> _What the task requires_
Please write out the material below exactly as given.

> _Dataset extract_

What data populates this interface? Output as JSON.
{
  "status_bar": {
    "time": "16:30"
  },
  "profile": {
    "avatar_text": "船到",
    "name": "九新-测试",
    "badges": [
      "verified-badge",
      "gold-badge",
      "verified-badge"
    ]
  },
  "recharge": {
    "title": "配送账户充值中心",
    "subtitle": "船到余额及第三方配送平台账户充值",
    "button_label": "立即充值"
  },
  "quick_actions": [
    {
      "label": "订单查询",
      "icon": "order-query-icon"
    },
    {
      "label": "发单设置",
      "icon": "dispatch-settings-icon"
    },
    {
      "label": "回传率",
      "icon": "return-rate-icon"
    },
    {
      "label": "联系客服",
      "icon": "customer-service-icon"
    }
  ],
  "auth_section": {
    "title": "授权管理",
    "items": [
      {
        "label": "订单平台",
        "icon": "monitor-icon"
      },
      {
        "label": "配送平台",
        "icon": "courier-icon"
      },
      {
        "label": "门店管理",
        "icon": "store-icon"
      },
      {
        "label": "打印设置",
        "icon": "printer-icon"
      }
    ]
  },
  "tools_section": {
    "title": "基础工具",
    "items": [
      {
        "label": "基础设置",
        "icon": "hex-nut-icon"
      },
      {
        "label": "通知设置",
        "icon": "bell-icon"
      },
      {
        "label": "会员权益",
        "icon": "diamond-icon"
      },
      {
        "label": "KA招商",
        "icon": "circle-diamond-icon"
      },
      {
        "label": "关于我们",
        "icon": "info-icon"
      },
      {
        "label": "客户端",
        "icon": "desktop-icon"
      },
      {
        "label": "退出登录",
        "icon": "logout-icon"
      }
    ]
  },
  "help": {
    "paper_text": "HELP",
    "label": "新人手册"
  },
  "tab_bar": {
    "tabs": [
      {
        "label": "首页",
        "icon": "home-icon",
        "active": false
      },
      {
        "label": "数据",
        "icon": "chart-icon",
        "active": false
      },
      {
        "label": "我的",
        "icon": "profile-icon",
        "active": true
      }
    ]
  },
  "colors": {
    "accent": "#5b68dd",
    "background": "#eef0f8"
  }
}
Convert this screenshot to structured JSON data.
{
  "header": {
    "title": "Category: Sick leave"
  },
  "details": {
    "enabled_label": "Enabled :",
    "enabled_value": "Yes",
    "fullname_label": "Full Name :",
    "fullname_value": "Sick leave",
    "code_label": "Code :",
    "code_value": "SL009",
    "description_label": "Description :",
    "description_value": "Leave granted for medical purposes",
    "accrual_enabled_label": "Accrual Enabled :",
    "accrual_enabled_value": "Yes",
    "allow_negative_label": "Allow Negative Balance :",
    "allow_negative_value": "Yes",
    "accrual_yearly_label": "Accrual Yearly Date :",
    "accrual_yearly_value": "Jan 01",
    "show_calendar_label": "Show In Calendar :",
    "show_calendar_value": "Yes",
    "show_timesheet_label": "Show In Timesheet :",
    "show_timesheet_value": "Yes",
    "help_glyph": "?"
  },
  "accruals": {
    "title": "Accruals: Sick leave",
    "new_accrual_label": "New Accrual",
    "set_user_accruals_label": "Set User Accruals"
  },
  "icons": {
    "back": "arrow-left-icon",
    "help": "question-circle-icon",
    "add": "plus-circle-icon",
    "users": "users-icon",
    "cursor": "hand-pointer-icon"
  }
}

> _The response_
What data populates this interface? Output as JSON.
{
  "status_bar": {
    "time": "16:30"
  },
  "profile": {
    "avatar_text": "船到",
    "name": "九新-测试",
    "badges": [
      "verified-badge",
      "gold-badge",
      "verified-badge"
    ]
  },
  "recharge": {
    "title": "配送账户充值中心",
    "subtitle": "船到余额及第三方配送平台账户充值",
    "button_label": "立即充值"
  },
  "quick_actions": [
    {
      "label": "订单查询",
      "icon": "order-query-icon"
    },
    {
      "label": "发单设置",
      "icon": "dispatch-settings-icon"
    },
    {
      "label": "回传率",
      "icon": "return-rate-icon"
    },
    {
      "label": "联系客服",
      "icon": "customer-service-icon"
    }
  ],
  "auth_section": {
    "title": "授权管理",
    "items": [
      {
        "label": "订单平台",
        "icon": "monitor-icon"
      },
      {
        "label": "配送平台",
        "icon": "courier-icon"
      },
      {
        "label": "门店管理",
        "icon": "store-icon"
      },
      {
        "label": "打印设置",
        "icon": "printer-icon"
      }
    ]
  },
  "tools_section": {
    "title": "基础工具",
    "items": [
      {
        "label": "基础设置",
        "icon": "hex-nut-icon"
      },
      {
        "label": "通知设置",
        "icon": "bell-icon"
      },
      {
        "label": "会员权益",
        "icon": "diamond-icon"
      },
      {
        "label": "KA招商",
        "icon": "circle-diamond-icon"
      },
      {
        "label": "关于我们",
        "icon": "info-icon"
      },
      {
        "label": "客户端",
        "icon": "desktop-icon"
      },
      {
        "label": "退出登录",
        "icon": "logout-icon"
      }
    ]
  },
  "help": {
    "paper_text": "HELP",
    "label": "新人手册"
  },
  "tab_bar": {
    "tabs": [
      {
        "label": "首页",
        "icon": "home-icon",
        "active": false
      },
      {
        "label": "数据",
        "icon": "chart-icon",
        "active": false
      },
      {
        "label": "我的",
        "icon": "profile-icon",
        "active": true
      }
    ]
  },
  "colors": {
    "accent": "#5b68dd",
    "background": "#eef0f8"
  }
}
Convert this screenshot to structured JSON data.
{
  "header": {
    "title": "Category: Sick leave"
  },
  "details": {
    "enabled_label": "Enabled :",
    "enabled_value": "Yes",
    "fullname_label": "Full Name :",
    "fullname_value": "Sick leave",
    "code_label": "Code :",
    "code_value": "SL009",
    "description_label": "Description :",
    "description_value": "Leave granted for medical purposes",
    "accrual_enabled_label": "Accrual Enabled :",
    "accrual_enabled_value": "Yes",
    "allow_negative_label": "Allow Negative Balance :",
    "allow_negative_value": "Yes",
    "accrual_yearly_label": "Accrual Yearly Date :",
    "accrual_yearly_value": "Jan 01",
    "show_calendar_label": "Show In Calendar :",
    "show_calendar_value": "Yes",
    "show_timesheet_label": "Show In Timesheet :",
    "show_timesheet_value": "Yes",
    "help_glyph": "?"
  },
  "accruals": {
    "title": "Accruals: Sick leave",
    "new_accrual_label": "New Accrual",
    "set_user_accruals_label": "Set User Accruals"
  },
  "icons": {
    "back": "arrow-left-icon",
    "help": "question-circle-icon",
    "add": "plus-circle-icon",
    "users": "users-icon",
    "cursor": "hand-pointer-icon"
  }
}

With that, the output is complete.